** BEGIN **

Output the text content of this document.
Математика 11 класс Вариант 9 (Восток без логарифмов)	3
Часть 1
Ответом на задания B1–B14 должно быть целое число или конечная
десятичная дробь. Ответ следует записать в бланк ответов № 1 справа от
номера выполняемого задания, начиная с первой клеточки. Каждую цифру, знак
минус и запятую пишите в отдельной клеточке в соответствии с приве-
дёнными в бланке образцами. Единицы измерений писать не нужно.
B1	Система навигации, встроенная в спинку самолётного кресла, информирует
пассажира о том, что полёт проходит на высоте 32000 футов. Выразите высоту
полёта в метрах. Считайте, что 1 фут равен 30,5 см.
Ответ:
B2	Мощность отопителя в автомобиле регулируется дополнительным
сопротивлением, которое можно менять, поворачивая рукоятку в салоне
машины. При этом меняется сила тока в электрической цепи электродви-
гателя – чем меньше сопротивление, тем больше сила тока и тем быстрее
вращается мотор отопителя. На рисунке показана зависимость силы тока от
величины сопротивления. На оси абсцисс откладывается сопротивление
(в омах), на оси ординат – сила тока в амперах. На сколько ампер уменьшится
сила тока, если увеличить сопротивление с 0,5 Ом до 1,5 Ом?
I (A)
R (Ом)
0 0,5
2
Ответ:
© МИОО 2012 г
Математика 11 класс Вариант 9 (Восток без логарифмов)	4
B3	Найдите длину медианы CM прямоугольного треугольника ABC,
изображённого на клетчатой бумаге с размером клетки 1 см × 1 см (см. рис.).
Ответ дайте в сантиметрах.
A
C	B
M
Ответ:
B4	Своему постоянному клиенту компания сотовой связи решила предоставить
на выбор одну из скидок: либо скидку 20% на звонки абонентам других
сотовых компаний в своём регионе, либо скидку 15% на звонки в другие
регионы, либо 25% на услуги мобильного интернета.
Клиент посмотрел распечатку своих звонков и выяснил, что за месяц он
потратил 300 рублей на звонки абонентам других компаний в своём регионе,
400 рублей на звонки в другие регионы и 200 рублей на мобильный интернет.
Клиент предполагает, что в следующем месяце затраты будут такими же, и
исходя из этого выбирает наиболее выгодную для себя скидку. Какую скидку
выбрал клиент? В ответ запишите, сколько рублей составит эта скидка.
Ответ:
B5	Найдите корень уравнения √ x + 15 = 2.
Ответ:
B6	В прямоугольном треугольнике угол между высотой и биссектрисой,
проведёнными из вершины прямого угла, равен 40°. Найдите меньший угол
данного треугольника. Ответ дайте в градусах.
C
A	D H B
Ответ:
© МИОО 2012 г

** END **

Return every line of the preceding records in which the word "рублей" appears.

потратил 300 рублей на звонки абонентам других компаний в своём регионе,
400 рублей на звонки в другие регионы и 200 рублей на мобильный интернет.
выбрал клиент? В ответ запишите, сколько рублей составит эта скидка.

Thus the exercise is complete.